§ Anstehende Aufgaben
a. Prüfen Sie anhand des Lesetexts, ob diese Aussagen stimmen: (i) An der Wanderung nehmen siebzehn Personen teil. (ii) Gusenburg hat etwa 1.200 Einwohner. (iii) Der Halt am Schlagbaum kommt für die Wanderer überraschend. Antworten Sie jeweils mit Ja oder Nein und zitieren Sie die entscheidenden Worte.
b. Übersetzen Sie aus dem Lesetext den Satz „Eine Trillerpfeife sorgt für Stille mitten im Wald.“ ins Englische.
c. Entnehmen Sie dem Lesetext wörtlich die Passage von "Eine Trillerpfeife sorgt" bis "zumindest von einigen.".

§ Lesetext

========

Einmal Schmuggeln und zurück Wandern über die Grenze rein ins Saargebiet (Foto: Nadine Thielen)

Einmal Schmuggeln und zurück

Über die Grenze ins Saargebiet

Nadine Thielen   25.07.2022 | 06:00 Uhr

Eine Trillerpfeife sorgt für Stille mitten im Wald. Ein Mann ruft „Halt! Arrêtez!“ Hinter einem blau-weiß-roten Schlagbaum steht der Zöllner mit dunkelblauer Uniform und stoppt die Wanderer abrupt. Zugegeben, die Wanderer sind nicht überrascht – sie haben das nicht nur erwartet, sie sind genau wegen dieses Zöllners hier.

Die ganze Geschichte von vorn: Siebzehn Wanderer sind los gezogen, um mehr zu erfahren über das Leben in den 1950er Jahren an der saarländischen Grenze. Sie wandern von Gusenburg – einem 1.200 Einwohner-Ort bei Hermeskeil im rheinland-pfälzischen Hochwald bis nach Nonnweiler-Bierfeld ins Saarland. Genau dahin, wo noch vor gut 70 Jahren Grenzgänger jeden Tag beim Zoll ihre Taschen vorzeigen mussten und wo jeden Tag geschmuggelt wurde, was das Zeug hält, zumindest von einigen.

========

[Layout-Datensätze]
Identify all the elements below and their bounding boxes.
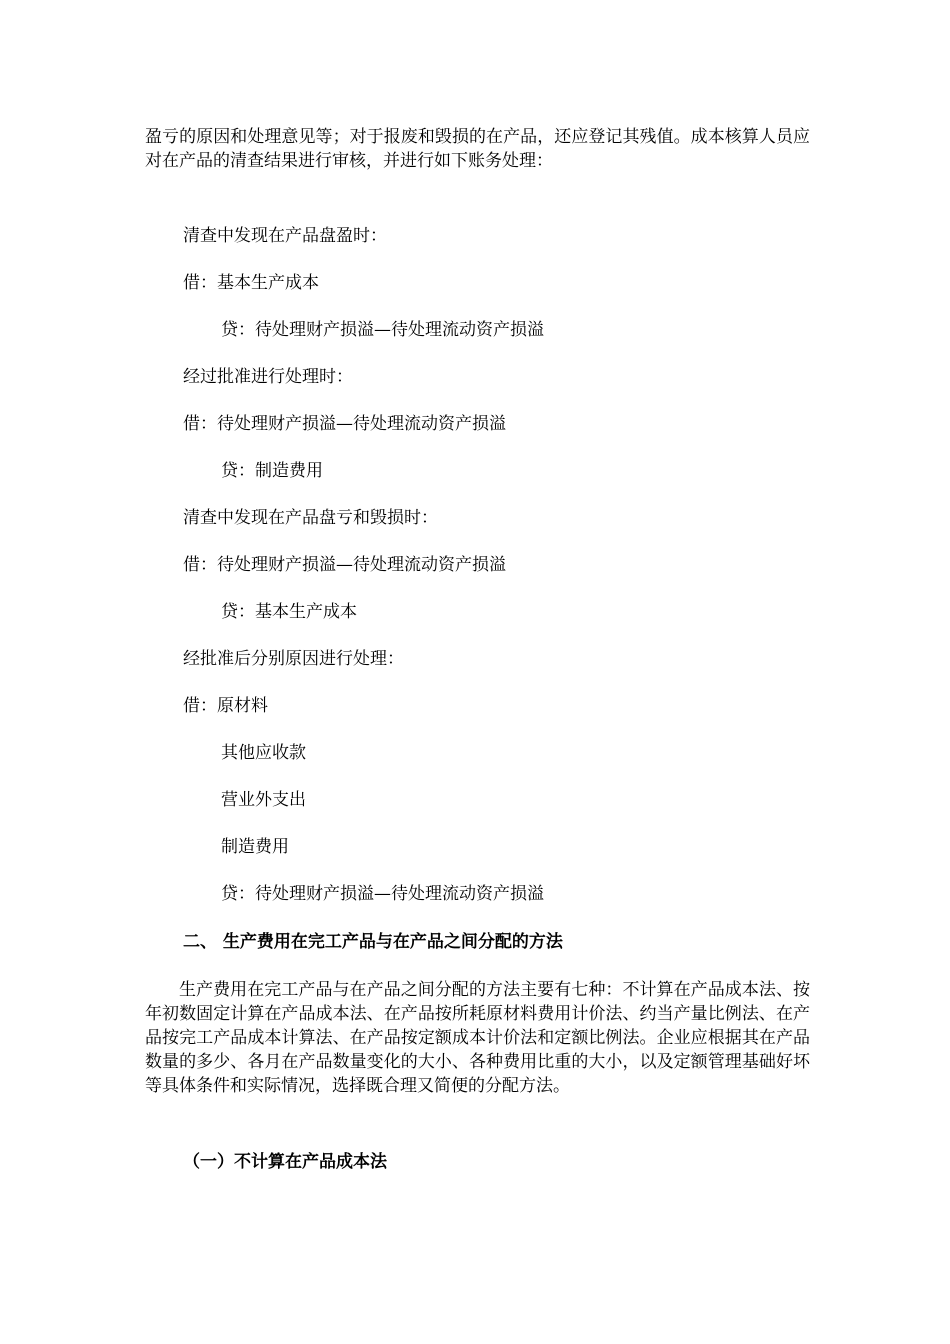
entry-other-receivables: 其他应收款 <box>221 743 306 763</box>
entry-credit-pending-loss: 贷：待处理财产损溢—待处理流动资产损溢 <box>221 320 544 340</box>
entry-surplus-found: 清查中发现在产品盘盈时： <box>183 226 387 246</box>
entry-credit-production-cost: 贷：基本生产成本 <box>221 602 357 622</box>
section-paragraph: 生产费用在完工产品与在产品之间分配的方法主要有七种：不计算在产品成本法、按年初数固定计算在产品成本法、在产品按所耗原材料费用计价法、约当产量比例法、在产品按完工产品成本计算法、在产品按定额成本计价法和定额比例法。企业应根据其在产品数量的多少、各月在产品数量变化的大小、各种费用比重的大小，以及定额管理基础好坏等具体条件和实际情况，选择既合理又简便的分配方法。 <box>145 980 810 1096</box>
intro-paragraph: 盈亏的原因和处理意见等；对于报废和毁损的在产品，还应登记其残值。成本核算人员应对在产品的清查结果进行审核，并进行如下账务处理： <box>145 127 810 171</box>
entry-credit-manufacturing-overhead: 贷：制造费用 <box>221 461 323 481</box>
entry-shortage-found: 清查中发现在产品盘亏和毁损时： <box>183 508 438 528</box>
section-heading: 二、 生产费用在完工产品与在产品之间分配的方法 <box>183 932 563 952</box>
entry-approved-by-cause: 经批准后分别原因进行处理： <box>183 649 404 669</box>
entry-credit-pending-loss-2: 贷：待处理财产损溢—待处理流动资产损溢 <box>221 884 544 904</box>
entry-non-operating-expenses: 营业外支出 <box>221 790 306 810</box>
entry-debit-production-cost: 借：基本生产成本 <box>183 273 319 293</box>
entry-after-approval: 经过批准进行处理时： <box>183 367 353 387</box>
subsection-heading: （一）不计算在产品成本法 <box>183 1152 387 1172</box>
entry-manufacturing-overhead: 制造费用 <box>221 837 289 857</box>
entry-debit-raw-materials: 借：原材料 <box>183 696 268 716</box>
entry-debit-pending-loss: 借：待处理财产损溢—待处理流动资产损溢 <box>183 414 506 434</box>
entry-debit-pending-loss-2: 借：待处理财产损溢—待处理流动资产损溢 <box>183 555 506 575</box>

========

§ Antworten je Aufgabe
a.
(i) Ja: „Siebzehn Wanderer sind los gezogen“
(ii) Ja: „einem 1.200 Einwohner-Ort“
(iii) Nein: „die Wanderer sind nicht überrascht“

b. A whistle brings silence in the middle of the forest.

c.
Eine Trillerpfeife sorgt für Stille mitten im Wald. Ein Mann ruft „Halt! Arrêtez!“ Hinter einem blau-weiß-roten Schlagbaum steht der Zöllner mit dunkelblauer Uniform und stoppt die Wanderer abrupt. Zugegeben, die Wanderer sind nicht überrascht – sie haben das nicht nur erwartet, sie sind genau wegen dieses Zöllners hier.

Die ganze Geschichte von vorn: Siebzehn Wanderer sind los gezogen, um mehr zu erfahren über das Leben in den 1950er Jahren an der saarländischen Grenze. Sie wandern von Gusenburg – einem 1.200 Einwohner-Ort bei Hermeskeil im rheinland-pfälzischen Hochwald bis nach Nonnweiler-Bierfeld ins Saarland. Genau dahin, wo noch vor gut 70 Jahren Grenzgänger jeden Tag beim Zoll ihre Taschen vorzeigen mussten und wo jeden Tag geschmuggelt wurde, was das Zeug hält, zumindest von einigen.